=== Problem requirements ===
Copy each line where the word "publics" occurs.

=== The records ===
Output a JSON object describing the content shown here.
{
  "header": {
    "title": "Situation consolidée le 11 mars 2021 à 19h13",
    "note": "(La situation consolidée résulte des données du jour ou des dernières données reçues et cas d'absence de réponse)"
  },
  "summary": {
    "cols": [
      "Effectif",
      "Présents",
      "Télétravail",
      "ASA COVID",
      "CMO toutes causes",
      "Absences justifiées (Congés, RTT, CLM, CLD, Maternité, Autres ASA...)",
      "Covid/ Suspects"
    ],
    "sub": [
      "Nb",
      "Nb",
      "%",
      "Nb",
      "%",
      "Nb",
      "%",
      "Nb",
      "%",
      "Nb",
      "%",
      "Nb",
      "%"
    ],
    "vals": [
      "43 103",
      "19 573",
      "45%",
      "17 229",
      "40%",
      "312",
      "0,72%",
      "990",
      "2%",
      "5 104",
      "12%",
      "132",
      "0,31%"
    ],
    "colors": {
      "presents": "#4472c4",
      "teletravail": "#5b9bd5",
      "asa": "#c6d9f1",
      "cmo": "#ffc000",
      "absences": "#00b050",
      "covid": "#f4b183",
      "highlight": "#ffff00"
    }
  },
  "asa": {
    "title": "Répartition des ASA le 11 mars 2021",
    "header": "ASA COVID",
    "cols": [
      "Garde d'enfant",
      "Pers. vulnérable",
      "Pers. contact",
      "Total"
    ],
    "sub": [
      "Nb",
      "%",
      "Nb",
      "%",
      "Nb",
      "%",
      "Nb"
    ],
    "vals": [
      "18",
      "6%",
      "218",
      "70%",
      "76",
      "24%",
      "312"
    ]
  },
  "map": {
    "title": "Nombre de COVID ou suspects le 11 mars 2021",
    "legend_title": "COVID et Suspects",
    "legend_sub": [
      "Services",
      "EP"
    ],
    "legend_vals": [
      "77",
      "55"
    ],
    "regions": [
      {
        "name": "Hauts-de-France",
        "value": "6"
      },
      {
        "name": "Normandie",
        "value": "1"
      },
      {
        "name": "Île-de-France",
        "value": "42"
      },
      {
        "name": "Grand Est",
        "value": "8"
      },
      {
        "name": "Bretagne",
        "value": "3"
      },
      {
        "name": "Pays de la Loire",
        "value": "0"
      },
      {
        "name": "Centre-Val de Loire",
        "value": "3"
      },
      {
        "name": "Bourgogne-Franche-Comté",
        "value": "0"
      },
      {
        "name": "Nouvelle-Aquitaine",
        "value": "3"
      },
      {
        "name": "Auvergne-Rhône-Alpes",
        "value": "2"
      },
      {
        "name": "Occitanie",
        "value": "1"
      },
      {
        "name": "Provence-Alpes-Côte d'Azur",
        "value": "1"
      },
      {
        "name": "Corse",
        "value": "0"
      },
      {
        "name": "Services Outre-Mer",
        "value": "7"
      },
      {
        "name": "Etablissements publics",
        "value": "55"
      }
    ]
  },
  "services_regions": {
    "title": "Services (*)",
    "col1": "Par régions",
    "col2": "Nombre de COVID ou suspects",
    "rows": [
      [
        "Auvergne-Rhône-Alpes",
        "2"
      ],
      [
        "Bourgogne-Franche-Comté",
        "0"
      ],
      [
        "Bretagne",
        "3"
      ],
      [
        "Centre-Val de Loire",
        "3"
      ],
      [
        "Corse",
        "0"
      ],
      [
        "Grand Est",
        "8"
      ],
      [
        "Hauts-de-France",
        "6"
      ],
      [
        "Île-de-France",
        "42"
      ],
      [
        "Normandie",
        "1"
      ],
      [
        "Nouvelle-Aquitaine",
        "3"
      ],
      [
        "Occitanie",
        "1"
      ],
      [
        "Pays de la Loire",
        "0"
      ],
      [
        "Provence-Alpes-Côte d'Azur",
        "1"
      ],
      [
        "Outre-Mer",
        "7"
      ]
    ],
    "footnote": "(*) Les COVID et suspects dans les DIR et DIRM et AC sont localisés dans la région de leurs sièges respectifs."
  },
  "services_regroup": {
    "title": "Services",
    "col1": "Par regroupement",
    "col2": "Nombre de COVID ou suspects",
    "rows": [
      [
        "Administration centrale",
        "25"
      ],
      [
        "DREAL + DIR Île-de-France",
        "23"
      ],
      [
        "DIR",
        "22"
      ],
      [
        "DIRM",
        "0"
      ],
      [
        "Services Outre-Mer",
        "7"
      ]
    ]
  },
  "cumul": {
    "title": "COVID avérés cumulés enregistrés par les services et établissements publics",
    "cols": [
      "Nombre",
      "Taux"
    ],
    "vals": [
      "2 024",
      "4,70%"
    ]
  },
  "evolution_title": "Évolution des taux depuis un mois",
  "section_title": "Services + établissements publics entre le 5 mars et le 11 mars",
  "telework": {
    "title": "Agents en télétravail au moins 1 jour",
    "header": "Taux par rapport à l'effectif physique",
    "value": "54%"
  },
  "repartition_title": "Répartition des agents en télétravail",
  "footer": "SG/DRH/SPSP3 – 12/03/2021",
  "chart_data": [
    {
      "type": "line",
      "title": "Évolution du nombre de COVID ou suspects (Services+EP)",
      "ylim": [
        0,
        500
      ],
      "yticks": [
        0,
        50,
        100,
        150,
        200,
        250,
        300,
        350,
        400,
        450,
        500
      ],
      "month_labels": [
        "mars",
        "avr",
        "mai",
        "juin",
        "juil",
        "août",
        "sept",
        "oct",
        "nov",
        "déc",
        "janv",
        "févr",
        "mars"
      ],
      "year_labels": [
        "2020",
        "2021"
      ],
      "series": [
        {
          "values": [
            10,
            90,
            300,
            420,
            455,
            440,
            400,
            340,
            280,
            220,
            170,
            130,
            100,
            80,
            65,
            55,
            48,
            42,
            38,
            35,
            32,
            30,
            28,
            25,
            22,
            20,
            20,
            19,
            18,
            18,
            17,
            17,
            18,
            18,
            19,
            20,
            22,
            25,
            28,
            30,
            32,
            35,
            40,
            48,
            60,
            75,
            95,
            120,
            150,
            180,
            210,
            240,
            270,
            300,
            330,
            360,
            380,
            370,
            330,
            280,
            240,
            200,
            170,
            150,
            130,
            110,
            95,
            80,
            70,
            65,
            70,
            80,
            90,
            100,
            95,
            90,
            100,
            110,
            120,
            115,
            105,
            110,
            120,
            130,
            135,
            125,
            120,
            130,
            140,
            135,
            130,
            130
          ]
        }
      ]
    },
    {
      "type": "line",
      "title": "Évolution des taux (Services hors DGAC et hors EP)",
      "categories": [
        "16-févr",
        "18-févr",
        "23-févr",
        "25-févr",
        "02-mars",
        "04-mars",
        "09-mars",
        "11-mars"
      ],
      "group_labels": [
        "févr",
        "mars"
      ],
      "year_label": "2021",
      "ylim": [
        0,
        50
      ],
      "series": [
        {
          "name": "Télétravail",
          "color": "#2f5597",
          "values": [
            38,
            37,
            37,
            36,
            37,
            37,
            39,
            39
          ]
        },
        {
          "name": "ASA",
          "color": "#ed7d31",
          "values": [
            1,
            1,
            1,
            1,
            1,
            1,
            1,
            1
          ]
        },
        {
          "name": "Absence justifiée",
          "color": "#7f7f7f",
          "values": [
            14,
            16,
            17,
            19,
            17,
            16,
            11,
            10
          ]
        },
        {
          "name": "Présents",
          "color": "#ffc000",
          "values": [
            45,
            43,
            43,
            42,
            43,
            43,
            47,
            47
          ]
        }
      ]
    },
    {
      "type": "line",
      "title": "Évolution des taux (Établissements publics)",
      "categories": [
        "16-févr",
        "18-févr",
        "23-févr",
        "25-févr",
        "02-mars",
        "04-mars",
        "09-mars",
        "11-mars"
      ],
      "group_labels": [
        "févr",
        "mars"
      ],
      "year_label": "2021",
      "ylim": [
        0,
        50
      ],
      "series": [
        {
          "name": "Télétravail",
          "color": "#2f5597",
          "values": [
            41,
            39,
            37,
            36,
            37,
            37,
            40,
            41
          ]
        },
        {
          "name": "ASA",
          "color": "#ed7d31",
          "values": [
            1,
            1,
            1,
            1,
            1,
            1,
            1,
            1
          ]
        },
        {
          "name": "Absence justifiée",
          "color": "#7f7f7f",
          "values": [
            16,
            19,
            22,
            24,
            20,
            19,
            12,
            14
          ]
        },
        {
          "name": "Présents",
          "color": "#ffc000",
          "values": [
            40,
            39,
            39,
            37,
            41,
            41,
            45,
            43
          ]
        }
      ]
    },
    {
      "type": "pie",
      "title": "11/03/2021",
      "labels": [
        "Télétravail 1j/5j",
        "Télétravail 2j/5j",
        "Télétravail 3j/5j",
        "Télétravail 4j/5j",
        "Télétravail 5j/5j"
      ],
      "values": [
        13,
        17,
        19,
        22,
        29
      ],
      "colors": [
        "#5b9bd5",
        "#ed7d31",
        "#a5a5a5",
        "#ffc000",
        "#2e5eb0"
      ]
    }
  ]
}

=== Finished exercise ===
        "name": "Etablissements publics",
    "title": "COVID avérés cumulés enregistrés par les services et établissements publics",
  "section_title": "Services + établissements publics entre le 5 mars et le 11 mars",
      "title": "Évolution des taux (Établissements publics)",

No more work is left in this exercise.